# AIM:
Show all lines of the listing that hold the word "μεταμορφώσεις".

# MATERIAL PROVIDED:
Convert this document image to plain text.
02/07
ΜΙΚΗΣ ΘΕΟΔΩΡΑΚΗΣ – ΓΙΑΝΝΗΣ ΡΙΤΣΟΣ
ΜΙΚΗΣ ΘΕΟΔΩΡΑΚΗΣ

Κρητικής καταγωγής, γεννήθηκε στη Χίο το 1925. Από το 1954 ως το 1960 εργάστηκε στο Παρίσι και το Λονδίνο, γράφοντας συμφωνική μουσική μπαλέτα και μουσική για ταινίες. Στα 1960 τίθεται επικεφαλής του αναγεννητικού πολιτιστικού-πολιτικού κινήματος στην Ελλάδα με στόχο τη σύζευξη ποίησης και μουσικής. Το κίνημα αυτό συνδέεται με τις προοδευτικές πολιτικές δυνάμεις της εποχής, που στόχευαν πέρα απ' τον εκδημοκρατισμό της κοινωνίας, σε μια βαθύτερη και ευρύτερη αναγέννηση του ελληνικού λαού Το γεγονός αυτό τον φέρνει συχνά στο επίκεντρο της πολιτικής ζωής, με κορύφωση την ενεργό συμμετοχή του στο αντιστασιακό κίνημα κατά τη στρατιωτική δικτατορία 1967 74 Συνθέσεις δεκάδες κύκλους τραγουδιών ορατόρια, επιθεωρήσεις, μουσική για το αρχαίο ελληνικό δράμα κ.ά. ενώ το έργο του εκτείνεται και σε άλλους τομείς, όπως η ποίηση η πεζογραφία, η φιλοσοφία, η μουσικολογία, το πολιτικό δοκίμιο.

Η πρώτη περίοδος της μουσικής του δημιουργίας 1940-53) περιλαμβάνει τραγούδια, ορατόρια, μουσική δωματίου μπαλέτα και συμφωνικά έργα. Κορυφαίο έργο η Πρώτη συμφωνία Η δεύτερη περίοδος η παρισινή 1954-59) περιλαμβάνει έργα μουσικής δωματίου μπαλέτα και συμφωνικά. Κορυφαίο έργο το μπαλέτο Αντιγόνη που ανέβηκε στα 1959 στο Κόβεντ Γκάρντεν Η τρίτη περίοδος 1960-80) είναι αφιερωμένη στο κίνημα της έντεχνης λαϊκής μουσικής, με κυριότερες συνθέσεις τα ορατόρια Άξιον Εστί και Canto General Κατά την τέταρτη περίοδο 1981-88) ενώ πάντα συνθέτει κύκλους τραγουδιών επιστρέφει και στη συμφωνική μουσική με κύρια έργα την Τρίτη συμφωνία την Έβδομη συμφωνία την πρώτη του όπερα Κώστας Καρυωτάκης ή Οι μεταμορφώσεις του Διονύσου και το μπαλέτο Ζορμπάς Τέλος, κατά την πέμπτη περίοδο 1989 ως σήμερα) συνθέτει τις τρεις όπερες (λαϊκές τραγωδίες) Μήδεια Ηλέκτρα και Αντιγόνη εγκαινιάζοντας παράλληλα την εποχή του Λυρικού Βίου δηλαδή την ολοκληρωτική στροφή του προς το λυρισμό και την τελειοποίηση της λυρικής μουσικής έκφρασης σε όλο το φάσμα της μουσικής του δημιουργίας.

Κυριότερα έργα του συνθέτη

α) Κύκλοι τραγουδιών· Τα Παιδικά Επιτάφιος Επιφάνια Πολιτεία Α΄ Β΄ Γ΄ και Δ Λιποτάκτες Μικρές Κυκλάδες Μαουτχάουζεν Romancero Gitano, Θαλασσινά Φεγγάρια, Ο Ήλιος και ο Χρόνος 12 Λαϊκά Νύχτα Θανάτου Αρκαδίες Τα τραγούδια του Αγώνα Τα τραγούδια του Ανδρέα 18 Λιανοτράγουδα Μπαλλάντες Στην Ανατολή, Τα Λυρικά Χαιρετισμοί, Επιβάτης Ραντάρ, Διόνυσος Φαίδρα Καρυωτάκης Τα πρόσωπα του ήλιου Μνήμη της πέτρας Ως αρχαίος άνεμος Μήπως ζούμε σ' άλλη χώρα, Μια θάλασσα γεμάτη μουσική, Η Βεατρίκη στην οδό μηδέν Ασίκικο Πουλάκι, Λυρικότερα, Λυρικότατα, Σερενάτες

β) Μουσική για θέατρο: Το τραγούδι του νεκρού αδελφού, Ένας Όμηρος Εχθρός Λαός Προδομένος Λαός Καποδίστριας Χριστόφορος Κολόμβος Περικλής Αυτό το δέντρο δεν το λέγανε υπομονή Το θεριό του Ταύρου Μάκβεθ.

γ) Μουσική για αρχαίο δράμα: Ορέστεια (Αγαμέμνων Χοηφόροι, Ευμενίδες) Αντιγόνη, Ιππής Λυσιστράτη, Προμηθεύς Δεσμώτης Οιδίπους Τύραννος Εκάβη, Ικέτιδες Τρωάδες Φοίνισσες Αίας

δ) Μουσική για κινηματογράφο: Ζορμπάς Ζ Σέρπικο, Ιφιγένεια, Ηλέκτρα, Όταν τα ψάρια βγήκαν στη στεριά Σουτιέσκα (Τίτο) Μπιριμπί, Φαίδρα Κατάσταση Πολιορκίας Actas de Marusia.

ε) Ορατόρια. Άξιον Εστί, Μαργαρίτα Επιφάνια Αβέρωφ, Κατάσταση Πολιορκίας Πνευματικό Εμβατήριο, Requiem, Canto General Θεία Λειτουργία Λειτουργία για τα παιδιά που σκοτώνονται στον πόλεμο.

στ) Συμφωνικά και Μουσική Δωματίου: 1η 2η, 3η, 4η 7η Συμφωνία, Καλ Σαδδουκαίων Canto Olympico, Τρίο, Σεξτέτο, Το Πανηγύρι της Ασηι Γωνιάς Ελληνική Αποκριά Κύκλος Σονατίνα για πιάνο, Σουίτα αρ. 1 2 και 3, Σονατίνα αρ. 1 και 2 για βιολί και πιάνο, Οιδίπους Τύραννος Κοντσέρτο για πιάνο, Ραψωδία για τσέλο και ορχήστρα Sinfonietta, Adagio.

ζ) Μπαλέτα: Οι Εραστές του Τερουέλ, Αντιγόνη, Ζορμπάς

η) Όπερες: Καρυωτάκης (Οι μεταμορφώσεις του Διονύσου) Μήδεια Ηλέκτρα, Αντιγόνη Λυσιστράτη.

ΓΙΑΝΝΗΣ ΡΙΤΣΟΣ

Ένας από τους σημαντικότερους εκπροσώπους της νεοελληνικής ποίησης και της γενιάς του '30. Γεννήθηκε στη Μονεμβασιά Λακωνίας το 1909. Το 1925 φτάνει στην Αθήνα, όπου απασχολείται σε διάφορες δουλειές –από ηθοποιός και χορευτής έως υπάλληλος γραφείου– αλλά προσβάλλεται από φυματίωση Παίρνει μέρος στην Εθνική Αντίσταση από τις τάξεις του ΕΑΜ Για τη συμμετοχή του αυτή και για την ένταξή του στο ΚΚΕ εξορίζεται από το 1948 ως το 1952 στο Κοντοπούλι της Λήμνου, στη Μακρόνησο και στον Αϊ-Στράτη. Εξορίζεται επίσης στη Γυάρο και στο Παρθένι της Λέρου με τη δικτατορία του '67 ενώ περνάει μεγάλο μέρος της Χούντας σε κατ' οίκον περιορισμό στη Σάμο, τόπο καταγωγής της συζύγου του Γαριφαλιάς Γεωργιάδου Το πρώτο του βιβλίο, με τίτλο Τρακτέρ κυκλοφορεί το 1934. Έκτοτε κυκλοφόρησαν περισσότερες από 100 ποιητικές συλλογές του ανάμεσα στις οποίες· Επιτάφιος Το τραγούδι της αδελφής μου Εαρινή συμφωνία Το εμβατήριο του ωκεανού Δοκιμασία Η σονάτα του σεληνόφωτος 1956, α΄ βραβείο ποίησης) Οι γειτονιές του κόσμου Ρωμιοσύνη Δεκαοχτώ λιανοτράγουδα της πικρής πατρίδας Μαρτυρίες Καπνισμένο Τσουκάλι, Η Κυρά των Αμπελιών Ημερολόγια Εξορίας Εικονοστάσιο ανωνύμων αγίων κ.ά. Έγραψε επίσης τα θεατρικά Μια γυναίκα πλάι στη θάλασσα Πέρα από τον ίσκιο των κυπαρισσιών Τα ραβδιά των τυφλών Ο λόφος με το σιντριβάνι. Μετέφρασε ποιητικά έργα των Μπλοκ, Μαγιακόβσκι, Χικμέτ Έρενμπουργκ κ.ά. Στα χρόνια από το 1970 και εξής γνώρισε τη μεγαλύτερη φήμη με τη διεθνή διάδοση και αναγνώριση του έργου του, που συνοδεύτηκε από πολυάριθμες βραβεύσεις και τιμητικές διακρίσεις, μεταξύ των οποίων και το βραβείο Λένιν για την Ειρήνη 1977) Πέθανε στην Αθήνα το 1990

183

# RESPONSE TO THIS TASK:
Η πρώτη περίοδος της μουσικής του δημιουργίας 1940-53) περιλαμβάνει τραγούδια, ορατόρια, μουσική δωματίου μπαλέτα και συμφωνικά έργα. Κορυφαίο έργο η Πρώτη συμφωνία Η δεύτερη περίοδος η παρισινή 1954-59) περιλαμβάνει έργα μουσικής δωματίου μπαλέτα και συμφωνικά. Κορυφαίο έργο το μπαλέτο Αντιγόνη που ανέβηκε στα 1959 στο Κόβεντ Γκάρντεν Η τρίτη περίοδος 1960-80) είναι αφιερωμένη στο κίνημα της έντεχνης λαϊκής μουσικής, με κυριότερες συνθέσεις τα ορατόρια Άξιον Εστί και Canto General Κατά την τέταρτη περίοδο 1981-88) ενώ πάντα συνθέτει κύκλους τραγουδιών επιστρέφει και στη συμφωνική μουσική με κύρια έργα την Τρίτη συμφωνία την Έβδομη συμφωνία την πρώτη του όπερα Κώστας Καρυωτάκης ή Οι μεταμορφώσεις του Διονύσου και το μπαλέτο Ζορμπάς Τέλος, κατά την πέμπτη περίοδο 1989 ως σήμερα) συνθέτει τις τρεις όπερες (λαϊκές τραγωδίες) Μήδεια Ηλέκτρα και Αντιγόνη εγκαινιάζοντας παράλληλα την εποχή του Λυρικού Βίου δηλαδή την ολοκληρωτική στροφή του προς το λυρισμό και την τελειοποίηση της λυρικής μουσικής έκφρασης σε όλο το φάσμα της μουσικής του δημιουργίας.
η) Όπερες: Καρυωτάκης (Οι μεταμορφώσεις του Διονύσου) Μήδεια Ηλέκτρα, Αντιγόνη Λυσιστράτη.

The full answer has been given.